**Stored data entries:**

+++

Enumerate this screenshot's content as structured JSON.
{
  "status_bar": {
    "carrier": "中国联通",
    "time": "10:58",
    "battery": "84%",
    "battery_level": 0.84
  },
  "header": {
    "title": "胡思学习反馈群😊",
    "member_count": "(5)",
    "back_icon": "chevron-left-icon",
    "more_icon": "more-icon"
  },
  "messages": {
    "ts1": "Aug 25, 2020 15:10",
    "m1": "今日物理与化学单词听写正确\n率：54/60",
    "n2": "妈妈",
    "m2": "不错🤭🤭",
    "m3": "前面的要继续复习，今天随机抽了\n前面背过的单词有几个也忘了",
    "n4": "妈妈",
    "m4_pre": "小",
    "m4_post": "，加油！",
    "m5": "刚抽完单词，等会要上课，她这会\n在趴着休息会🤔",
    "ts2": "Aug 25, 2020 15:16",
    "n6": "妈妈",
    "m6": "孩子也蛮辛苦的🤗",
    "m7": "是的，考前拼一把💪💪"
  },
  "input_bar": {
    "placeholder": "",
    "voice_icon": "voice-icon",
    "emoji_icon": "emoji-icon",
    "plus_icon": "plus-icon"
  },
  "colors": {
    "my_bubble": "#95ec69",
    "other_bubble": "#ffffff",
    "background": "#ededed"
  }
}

+++

**Direction:**
Repeat the data verbatim.

**Finished task:**
Enumerate this screenshot's content as structured JSON.
{
  "status_bar": {
    "carrier": "中国联通",
    "time": "10:58",
    "battery": "84%",
    "battery_level": 0.84
  },
  "header": {
    "title": "胡思学习反馈群😊",
    "member_count": "(5)",
    "back_icon": "chevron-left-icon",
    "more_icon": "more-icon"
  },
  "messages": {
    "ts1": "Aug 25, 2020 15:10",
    "m1": "今日物理与化学单词听写正确\n率：54/60",
    "n2": "妈妈",
    "m2": "不错🤭🤭",
    "m3": "前面的要继续复习，今天随机抽了\n前面背过的单词有几个也忘了",
    "n4": "妈妈",
    "m4_pre": "小",
    "m4_post": "，加油！",
    "m5": "刚抽完单词，等会要上课，她这会\n在趴着休息会🤔",
    "ts2": "Aug 25, 2020 15:16",
    "n6": "妈妈",
    "m6": "孩子也蛮辛苦的🤗",
    "m7": "是的，考前拼一把💪💪"
  },
  "input_bar": {
    "placeholder": "",
    "voice_icon": "voice-icon",
    "emoji_icon": "emoji-icon",
    "plus_icon": "plus-icon"
  },
  "colors": {
    "my_bubble": "#95ec69",
    "other_bubble": "#ffffff",
    "background": "#ededed"
  }
}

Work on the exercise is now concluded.